= DOCUMENT EXTRACT =

Fabian Hugelshofer wrote:
Fabian Hugelshofer wrote:
Patrick McHardy wrote:
Callgraph information would be useful since its unclear whether
this is the memcpy triggered by netlink message trimming in
af_netlink.c or something different. Unfortunately according
to the documentation this is only supported on x86. I think
selecting the netfilter options as modules should provide
slightly more detail though.
[...]
memcpy is mostly invoked by skb_copy and netlink_broadcast
(af_netlink). netlink_broadcast is expensive on its own and calls
pskb_expand_head which is expensive as well. Using multipart messages
would reduce the need to call netlink_broadcast.

= RAW DATA =

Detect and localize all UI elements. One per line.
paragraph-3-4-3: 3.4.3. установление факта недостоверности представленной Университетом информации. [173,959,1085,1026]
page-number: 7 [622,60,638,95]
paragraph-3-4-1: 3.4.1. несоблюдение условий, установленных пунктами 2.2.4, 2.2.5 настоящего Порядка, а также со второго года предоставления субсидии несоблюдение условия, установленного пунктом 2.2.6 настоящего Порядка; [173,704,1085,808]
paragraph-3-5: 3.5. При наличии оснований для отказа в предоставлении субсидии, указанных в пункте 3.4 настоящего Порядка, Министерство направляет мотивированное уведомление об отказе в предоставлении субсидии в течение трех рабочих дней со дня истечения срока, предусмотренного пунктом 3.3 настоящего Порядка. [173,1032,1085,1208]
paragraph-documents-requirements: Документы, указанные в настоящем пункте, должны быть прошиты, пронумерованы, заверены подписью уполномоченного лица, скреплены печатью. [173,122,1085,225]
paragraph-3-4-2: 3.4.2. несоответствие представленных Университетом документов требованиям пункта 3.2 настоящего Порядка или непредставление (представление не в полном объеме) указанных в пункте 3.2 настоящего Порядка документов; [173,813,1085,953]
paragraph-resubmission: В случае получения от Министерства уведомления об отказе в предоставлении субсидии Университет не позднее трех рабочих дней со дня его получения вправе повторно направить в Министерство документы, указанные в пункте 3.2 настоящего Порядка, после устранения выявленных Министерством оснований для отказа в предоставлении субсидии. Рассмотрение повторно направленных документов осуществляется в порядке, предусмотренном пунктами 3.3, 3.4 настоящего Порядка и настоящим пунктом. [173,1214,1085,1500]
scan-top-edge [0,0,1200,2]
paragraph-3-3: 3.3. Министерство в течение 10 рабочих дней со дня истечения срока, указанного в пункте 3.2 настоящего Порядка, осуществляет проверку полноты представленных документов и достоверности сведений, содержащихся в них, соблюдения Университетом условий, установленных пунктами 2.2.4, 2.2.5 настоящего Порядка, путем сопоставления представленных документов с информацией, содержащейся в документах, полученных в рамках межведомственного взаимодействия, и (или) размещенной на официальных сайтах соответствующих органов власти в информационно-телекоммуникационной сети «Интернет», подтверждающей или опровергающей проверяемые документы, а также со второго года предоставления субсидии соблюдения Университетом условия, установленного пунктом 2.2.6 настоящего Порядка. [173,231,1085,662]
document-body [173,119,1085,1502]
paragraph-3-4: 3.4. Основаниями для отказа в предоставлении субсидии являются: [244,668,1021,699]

= DIRECTIONS =
• 1. Translate this sentence from the netlink profiling thread into German: "Using multipart messages would reduce the need to call netlink_broadcast."
• 2. Carry on the netlink profiling thread from its last sentence.
The rows come from a separate source, not from the netlink profiling thread.

= ANSWERS PER TASK =
• 1. Die Verwendung von Multipart-Nachrichten würde die Notwendigkeit verringern, netlink_broadcast aufzurufen.

• 2.
I profiled again with nfnetlink and nf_conntrack compiled as modules:
103599 61.1842 vmlinux
24481 14.4582 ath_pci
19232 11.3582 nf_conntrack
10435 6.1628 wlan
3588 2.1190 nf_conntrack_netlink
2869 1.6944 oprofiled
1886 1.1138 nf_conntrack_ipv4
1447 0.8546 ath_rate_minstrel
627 0.3703 nfnetlink
237 0.1400 ld-uClibc-0.9.29.so
233 0.1376 libuClibc-0.9.29.so
183 0.1081 iptable_raw
174 0.1028 ctevtest
147 0.0868 busybox
85 0.0502 libnfnetlink.so.0.2.0
60 0.0354 libnetfilter_conntrack.so.1.2.0
38 0.0224 arp_tables
2 0.0012 arptable_filter
Again most of the time is spent in the kernel. Memory and skb operations
are accounted there. I suspect that they cause the most overhead.
Do you plan to dig deeper into optimising the non-optimal parts? I
consider myself not to have enough understanding to do it myself.
The first thing to try would be to use sane allocation sizes
for the event messages. This patch doesn't implement it properly
(uses probing), but should be enough to test whether it helps.
diff --git a/net/netfilter/nf_conntrack_netlink.c b/net/netfilter/nf_conntrack_netlink.c
index 105a616..0aa1b30 100644
--- a/net/netfilter/nf_conntrack_netlink.c
+++ b/net/netfilter/nf_conntrack_netlink.c
@@ -425,6 +425,7 @@ static int ctnetlink_conntrack_event(struct notifier_block *this,
unsigned int type;
sk_buff_data_t b;
unsigned int flags = 0, group;
+ static unsigned int size = 128;
/* ignore our fake conntrack entry */
if (ct == &nf_conntrack_untracked)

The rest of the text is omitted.